[Saved entries]
· · · · · · ·

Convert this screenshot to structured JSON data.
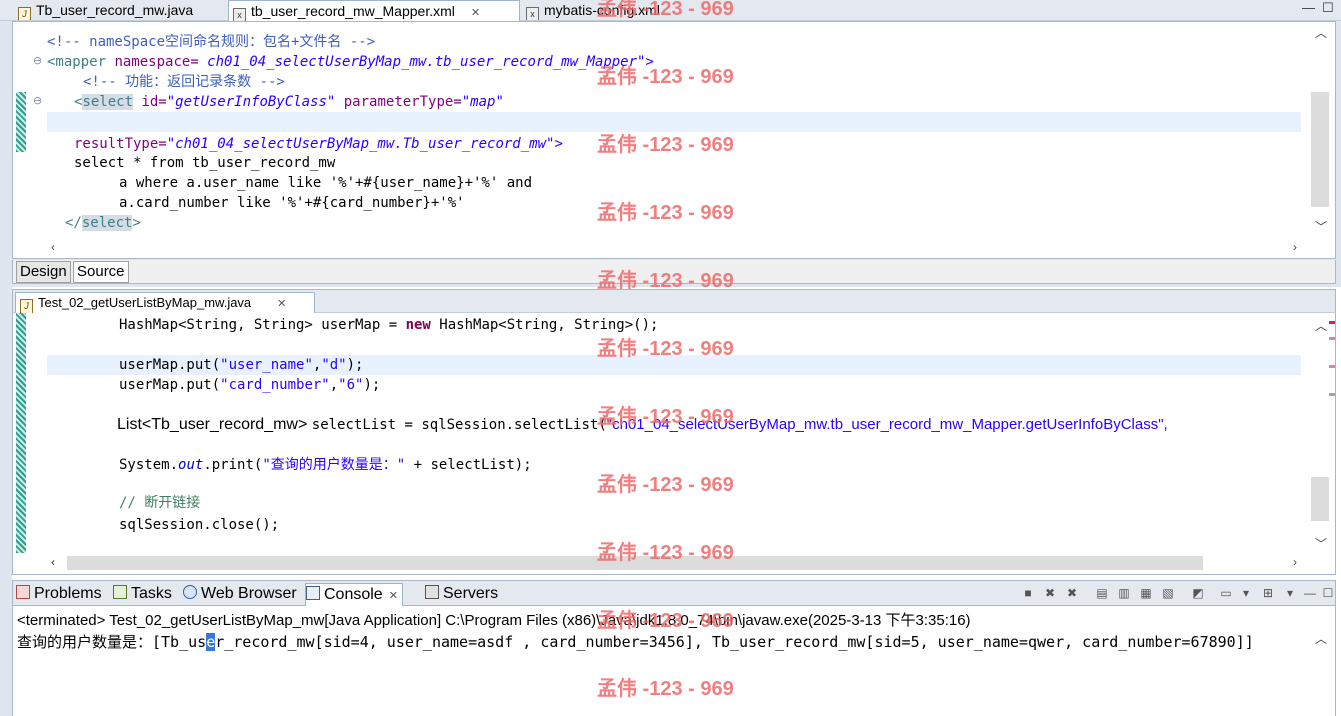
{
  "top_tabs": [
    {
      "label": "Tb_user_record_mw.java"
    },
    {
      "label": "tb_user_record_mw_Mapper.xml"
    },
    {
      "label": "mybatis-config.xml"
    }
  ],
  "xml_editor": {
    "lines": [
      {
        "comment": "<!-- nameSpace空间命名规则：包名+文件名 -->"
      },
      {
        "open": "<mapper ",
        "attr": "namespace=",
        "value": " ch01_04_selectUserByMap_mw.tb_user_record_mw_Mapper\">"
      },
      {
        "comment": "<!-- 功能：返回记录条数 -->"
      },
      {
        "lt": "<",
        "tag": "select",
        "attr1": " id=",
        "value1": "\"getUserInfoByClass\"",
        "attr2": " parameterType=",
        "value2": "\"map\""
      },
      {
        "blank": ""
      },
      {
        "attr": "resultType=",
        "value": "\"ch01_04_selectUserByMap_mw.Tb_user_record_mw\">"
      },
      {
        "text": "select * from tb_user_record_mw"
      },
      {
        "text": "a where a.user_name like '%'+#{user_name}+'%' and"
      },
      {
        "text": "a.card_number like '%'+#{card_number}+'%'"
      },
      {
        "lt": "</",
        "tag": "select",
        "gt": ">"
      }
    ],
    "design_tab": "Design",
    "source_tab": "Source"
  },
  "java_editor": {
    "tab": "Test_02_getUserListByMap_mw.java",
    "line1": "HashMap<String, String> userMap = ",
    "line1_kw": "new",
    "line1_rest": " HashMap<String, String>();",
    "put1_a": "userMap.put(",
    "put1_k": "\"user_name\"",
    "put1_c": ",",
    "put1_v": "\"d\"",
    "put1_e": ");",
    "put2_a": "userMap.put(",
    "put2_k": "\"card_number\"",
    "put2_c": ",",
    "put2_v": "\"6\"",
    "put2_e": ");",
    "list_a": "List<Tb_user_record_mw> ",
    "list_b": "selectList = sqlSession.selectList(",
    "list_s": "\"ch01_04_selectUserByMap_mw.tb_user_record_mw_Mapper.getUserInfoByClass\",",
    "print_a": "System.",
    "print_f": "out",
    "print_b": ".print(",
    "print_s": "\"查询的用户数量是：\"",
    "print_e": " + selectList);",
    "comment": "// 断开链接",
    "close": "sqlSession.close();"
  },
  "console": {
    "tabs": [
      {
        "label": "Problems"
      },
      {
        "label": "Tasks"
      },
      {
        "label": "Web Browser"
      },
      {
        "label": "Console"
      },
      {
        "label": "Servers"
      }
    ],
    "status": "<terminated> Test_02_getUserListByMap_mw[Java Application] C:\\Program Files (x86)\\Java\\jdk1.8.0_74\\bin\\javaw.exe(2025-3-13 下午3:35:16)",
    "out_a": "查询的用户数量是：[Tb_us",
    "out_caret": "e",
    "out_b": "r_record_mw[sid=4, user_name=asdf , card_number=3456], Tb_user_record_mw[sid=5, user_name=qwer, card_number=67890]]"
  },
  "watermark": "孟伟 -123 - 969",
  "colors": {
    "comment": "#3f5fbf",
    "tag": "#3f7f7f",
    "attr": "#7f007f",
    "string": "#2a00ff",
    "keyword": "#7f0055",
    "watermark": "#ee6a6a"
  }
}
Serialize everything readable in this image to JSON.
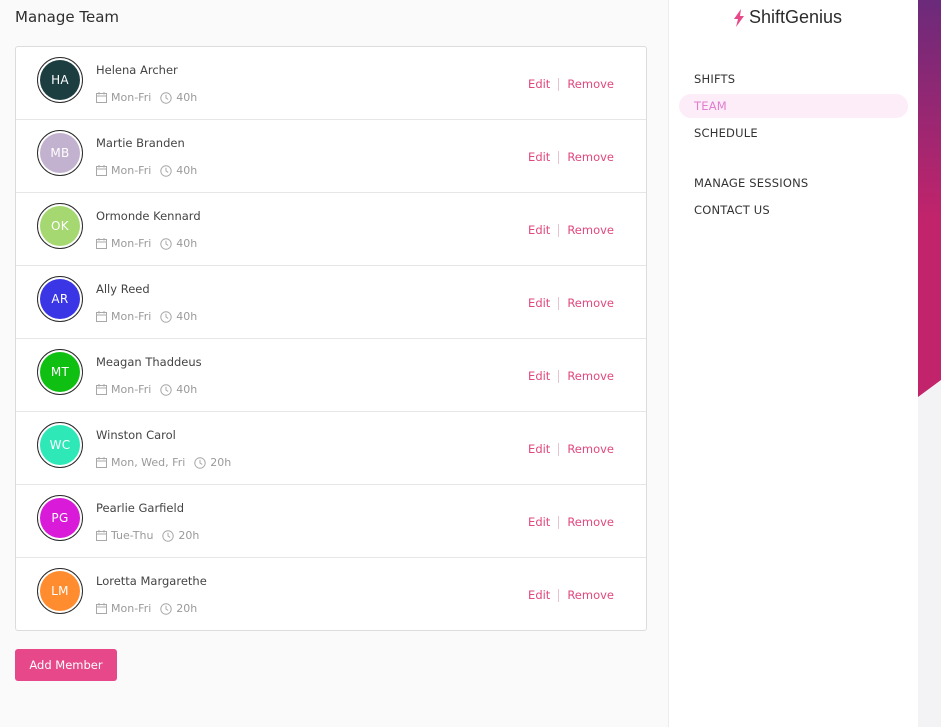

· · · · · · ·

:: AIM OF THE TASK ::
All of the entries need to be transcribed word for word; pictures are left out.

:: ANSWER BELOW ::
Convert this screenshot to structured JSON data.
{
  "top_tabs": [
    {
      "label": "Tb_user_record_mw.java"
    },
    {
      "label": "tb_user_record_mw_Mapper.xml"
    },
    {
      "label": "mybatis-config.xml"
    }
  ],
  "xml_editor": {
    "lines": [
      {
        "comment": "<!-- nameSpace空间命名规则：包名+文件名 -->"
      },
      {
        "open": "<mapper ",
        "attr": "namespace=",
        "value": " ch01_04_selectUserByMap_mw.tb_user_record_mw_Mapper\">"
      },
      {
        "comment": "<!-- 功能：返回记录条数 -->"
      },
      {
        "lt": "<",
        "tag": "select",
        "attr1": " id=",
        "value1": "\"getUserInfoByClass\"",
        "attr2": " parameterType=",
        "value2": "\"map\""
      },
      {
        "blank": ""
      },
      {
        "attr": "resultType=",
        "value": "\"ch01_04_selectUserByMap_mw.Tb_user_record_mw\">"
      },
      {
        "text": "select * from tb_user_record_mw"
      },
      {
        "text": "a where a.user_name like '%'+#{user_name}+'%' and"
      },
      {
        "text": "a.card_number like '%'+#{card_number}+'%'"
      },
      {
        "lt": "</",
        "tag": "select",
        "gt": ">"
      }
    ],
    "design_tab": "Design",
    "source_tab": "Source"
  },
  "java_editor": {
    "tab": "Test_02_getUserListByMap_mw.java",
    "line1": "HashMap<String, String> userMap = ",
    "line1_kw": "new",
    "line1_rest": " HashMap<String, String>();",
    "put1_a": "userMap.put(",
    "put1_k": "\"user_name\"",
    "put1_c": ",",
    "put1_v": "\"d\"",
    "put1_e": ");",
    "put2_a": "userMap.put(",
    "put2_k": "\"card_number\"",
    "put2_c": ",",
    "put2_v": "\"6\"",
    "put2_e": ");",
    "list_a": "List<Tb_user_record_mw> ",
    "list_b": "selectList = sqlSession.selectList(",
    "list_s": "\"ch01_04_selectUserByMap_mw.tb_user_record_mw_Mapper.getUserInfoByClass\",",
    "print_a": "System.",
    "print_f": "out",
    "print_b": ".print(",
    "print_s": "\"查询的用户数量是：\"",
    "print_e": " + selectList);",
    "comment": "// 断开链接",
    "close": "sqlSession.close();"
  },
  "console": {
    "tabs": [
      {
        "label": "Problems"
      },
      {
        "label": "Tasks"
      },
      {
        "label": "Web Browser"
      },
      {
        "label": "Console"
      },
      {
        "label": "Servers"
      }
    ],
    "status": "<terminated> Test_02_getUserListByMap_mw[Java Application] C:\\Program Files (x86)\\Java\\jdk1.8.0_74\\bin\\javaw.exe(2025-3-13 下午3:35:16)",
    "out_a": "查询的用户数量是：[Tb_us",
    "out_caret": "e",
    "out_b": "r_record_mw[sid=4, user_name=asdf , card_number=3456], Tb_user_record_mw[sid=5, user_name=qwer, card_number=67890]]"
  },
  "watermark": "孟伟 -123 - 969",
  "colors": {
    "comment": "#3f5fbf",
    "tag": "#3f7f7f",
    "attr": "#7f007f",
    "string": "#2a00ff",
    "keyword": "#7f0055",
    "watermark": "#ee6a6a"
  }
}
Serialize everything readable in this image to JSON.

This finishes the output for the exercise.